Search the entries for the word "esquerdo" and pull out each line that has it.

********

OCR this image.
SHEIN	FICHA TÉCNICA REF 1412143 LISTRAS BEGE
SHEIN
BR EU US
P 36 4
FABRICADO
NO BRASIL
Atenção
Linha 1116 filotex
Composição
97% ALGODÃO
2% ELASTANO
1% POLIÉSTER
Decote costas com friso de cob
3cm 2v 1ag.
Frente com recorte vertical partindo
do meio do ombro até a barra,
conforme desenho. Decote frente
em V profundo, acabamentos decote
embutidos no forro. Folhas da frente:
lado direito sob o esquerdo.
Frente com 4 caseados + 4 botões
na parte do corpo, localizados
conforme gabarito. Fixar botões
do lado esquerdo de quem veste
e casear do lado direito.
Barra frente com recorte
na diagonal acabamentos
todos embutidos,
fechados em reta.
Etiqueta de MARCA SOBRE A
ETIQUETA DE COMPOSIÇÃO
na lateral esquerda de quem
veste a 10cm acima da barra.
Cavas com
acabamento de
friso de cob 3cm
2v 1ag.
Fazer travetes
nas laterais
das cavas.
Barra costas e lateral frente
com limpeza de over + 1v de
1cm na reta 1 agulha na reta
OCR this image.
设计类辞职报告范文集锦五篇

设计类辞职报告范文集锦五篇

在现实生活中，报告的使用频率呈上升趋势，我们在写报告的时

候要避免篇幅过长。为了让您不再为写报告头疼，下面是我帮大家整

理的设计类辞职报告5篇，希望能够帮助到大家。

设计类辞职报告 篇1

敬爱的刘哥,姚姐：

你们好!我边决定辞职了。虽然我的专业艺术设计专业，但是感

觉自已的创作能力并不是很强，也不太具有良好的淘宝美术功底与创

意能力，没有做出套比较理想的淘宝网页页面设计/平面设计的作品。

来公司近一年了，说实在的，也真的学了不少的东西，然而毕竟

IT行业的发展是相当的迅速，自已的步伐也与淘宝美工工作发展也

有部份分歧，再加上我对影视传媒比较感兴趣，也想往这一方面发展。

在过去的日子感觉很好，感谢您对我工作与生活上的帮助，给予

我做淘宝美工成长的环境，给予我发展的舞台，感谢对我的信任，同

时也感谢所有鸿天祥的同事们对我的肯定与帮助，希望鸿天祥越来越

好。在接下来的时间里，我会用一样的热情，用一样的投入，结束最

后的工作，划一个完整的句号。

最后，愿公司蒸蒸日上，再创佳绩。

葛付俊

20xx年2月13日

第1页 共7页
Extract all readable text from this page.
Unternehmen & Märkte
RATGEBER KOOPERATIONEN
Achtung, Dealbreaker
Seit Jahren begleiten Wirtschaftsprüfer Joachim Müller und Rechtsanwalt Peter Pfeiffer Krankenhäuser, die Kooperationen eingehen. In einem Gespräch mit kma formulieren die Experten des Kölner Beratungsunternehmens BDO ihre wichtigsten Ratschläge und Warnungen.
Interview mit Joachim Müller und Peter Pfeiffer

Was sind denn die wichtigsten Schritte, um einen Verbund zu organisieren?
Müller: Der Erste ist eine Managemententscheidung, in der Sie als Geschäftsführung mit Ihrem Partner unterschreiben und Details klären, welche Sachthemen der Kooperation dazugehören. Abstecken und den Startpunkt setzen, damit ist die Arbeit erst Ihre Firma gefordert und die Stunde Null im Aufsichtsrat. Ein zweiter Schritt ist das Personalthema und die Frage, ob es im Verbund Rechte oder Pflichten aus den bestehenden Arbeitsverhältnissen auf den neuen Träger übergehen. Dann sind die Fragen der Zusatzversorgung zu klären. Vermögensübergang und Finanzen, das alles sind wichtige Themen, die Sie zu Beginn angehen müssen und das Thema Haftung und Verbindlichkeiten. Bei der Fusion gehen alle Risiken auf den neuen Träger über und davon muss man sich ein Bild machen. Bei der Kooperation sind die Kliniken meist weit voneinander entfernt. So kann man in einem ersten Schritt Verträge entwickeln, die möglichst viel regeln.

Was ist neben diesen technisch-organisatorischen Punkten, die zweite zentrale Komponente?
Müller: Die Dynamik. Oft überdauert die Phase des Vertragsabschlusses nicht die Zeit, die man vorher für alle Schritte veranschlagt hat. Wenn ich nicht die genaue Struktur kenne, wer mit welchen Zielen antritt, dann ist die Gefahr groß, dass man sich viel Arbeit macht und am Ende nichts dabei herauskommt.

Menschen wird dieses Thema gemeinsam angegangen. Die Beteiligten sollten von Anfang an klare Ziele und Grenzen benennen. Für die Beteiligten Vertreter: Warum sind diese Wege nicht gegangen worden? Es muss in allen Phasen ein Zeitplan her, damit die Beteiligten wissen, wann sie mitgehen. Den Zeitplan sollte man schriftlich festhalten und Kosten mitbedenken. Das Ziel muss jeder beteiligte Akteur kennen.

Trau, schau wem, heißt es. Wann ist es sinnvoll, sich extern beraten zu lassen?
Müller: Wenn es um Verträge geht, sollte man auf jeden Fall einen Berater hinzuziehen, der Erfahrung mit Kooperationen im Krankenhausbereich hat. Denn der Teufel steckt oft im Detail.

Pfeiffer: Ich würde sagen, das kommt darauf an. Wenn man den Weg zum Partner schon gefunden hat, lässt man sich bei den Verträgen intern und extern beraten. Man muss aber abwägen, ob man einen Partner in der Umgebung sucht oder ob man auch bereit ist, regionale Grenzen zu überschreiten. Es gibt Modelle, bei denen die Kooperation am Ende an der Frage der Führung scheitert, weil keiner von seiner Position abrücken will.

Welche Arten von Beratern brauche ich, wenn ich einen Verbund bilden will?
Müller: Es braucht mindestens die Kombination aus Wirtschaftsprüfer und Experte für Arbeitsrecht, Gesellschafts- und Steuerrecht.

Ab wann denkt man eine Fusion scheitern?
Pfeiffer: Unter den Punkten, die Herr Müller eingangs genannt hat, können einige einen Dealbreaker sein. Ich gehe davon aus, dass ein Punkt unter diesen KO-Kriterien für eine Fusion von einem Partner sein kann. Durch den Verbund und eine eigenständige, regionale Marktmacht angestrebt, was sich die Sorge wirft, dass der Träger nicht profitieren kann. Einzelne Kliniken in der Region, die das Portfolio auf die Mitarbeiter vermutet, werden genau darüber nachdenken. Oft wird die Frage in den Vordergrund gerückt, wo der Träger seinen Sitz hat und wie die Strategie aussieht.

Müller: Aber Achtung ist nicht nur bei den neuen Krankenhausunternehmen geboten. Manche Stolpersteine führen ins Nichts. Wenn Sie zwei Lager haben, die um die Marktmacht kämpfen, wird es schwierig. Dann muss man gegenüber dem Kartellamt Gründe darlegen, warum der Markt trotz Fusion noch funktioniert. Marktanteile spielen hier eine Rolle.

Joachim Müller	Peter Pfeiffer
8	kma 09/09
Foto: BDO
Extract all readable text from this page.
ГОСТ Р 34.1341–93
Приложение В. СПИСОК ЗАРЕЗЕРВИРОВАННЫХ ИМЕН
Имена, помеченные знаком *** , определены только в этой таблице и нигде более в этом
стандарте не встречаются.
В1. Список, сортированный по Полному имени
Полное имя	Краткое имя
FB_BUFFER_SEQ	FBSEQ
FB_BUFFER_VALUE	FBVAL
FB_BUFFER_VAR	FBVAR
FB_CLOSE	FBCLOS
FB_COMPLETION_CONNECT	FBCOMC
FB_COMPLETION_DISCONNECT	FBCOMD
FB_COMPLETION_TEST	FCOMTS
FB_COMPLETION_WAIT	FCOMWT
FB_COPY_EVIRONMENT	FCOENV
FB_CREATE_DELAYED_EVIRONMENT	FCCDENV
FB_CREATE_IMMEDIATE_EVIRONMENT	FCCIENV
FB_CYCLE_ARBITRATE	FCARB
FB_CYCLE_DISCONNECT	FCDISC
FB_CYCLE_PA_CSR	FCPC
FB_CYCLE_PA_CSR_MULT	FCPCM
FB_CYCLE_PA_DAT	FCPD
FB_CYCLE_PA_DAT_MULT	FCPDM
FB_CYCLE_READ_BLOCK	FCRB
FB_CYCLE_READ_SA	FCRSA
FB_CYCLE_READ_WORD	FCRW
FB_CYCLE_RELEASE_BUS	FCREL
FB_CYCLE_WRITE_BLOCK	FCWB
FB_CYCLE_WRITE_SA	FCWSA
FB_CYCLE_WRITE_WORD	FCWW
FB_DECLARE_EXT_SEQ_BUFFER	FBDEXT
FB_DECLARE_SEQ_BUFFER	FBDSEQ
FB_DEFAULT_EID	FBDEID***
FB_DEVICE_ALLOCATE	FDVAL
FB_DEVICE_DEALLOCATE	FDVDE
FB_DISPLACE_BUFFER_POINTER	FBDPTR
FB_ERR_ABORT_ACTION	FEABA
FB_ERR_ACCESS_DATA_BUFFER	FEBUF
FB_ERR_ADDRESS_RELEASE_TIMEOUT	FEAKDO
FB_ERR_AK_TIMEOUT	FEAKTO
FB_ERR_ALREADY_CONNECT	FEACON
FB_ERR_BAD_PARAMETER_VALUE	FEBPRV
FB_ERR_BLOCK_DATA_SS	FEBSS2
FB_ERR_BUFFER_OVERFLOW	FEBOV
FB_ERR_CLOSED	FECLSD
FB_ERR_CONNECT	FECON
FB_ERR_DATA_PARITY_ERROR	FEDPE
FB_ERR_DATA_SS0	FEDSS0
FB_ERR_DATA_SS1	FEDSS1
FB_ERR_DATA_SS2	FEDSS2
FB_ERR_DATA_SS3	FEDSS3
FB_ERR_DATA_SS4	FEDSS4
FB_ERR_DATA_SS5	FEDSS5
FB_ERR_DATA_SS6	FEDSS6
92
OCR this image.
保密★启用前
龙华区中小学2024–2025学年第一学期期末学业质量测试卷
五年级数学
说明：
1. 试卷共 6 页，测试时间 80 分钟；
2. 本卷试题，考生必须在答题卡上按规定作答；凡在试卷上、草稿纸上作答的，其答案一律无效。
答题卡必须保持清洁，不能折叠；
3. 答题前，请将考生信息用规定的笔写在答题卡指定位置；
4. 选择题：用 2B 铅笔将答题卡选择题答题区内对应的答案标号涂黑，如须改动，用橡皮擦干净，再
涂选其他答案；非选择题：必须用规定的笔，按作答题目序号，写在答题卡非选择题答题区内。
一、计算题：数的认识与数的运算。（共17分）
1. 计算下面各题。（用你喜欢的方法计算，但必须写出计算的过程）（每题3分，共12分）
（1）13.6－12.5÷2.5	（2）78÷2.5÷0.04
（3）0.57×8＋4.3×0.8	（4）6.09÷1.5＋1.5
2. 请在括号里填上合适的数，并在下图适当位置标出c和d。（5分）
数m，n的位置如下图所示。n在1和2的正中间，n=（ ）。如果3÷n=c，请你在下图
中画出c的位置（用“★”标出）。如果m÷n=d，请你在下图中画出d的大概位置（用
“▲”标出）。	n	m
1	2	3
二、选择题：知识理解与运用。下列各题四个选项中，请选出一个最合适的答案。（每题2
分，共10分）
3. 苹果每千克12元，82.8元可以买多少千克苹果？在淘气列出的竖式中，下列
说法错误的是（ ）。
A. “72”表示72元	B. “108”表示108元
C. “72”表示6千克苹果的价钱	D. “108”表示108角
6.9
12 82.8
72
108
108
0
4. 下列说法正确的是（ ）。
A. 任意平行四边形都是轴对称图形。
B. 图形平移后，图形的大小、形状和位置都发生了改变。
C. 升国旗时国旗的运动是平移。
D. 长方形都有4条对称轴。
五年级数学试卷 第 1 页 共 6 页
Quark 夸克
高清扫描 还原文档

********

Exercise output
lado direito sob o esquerdo.
do lado esquerdo de quem veste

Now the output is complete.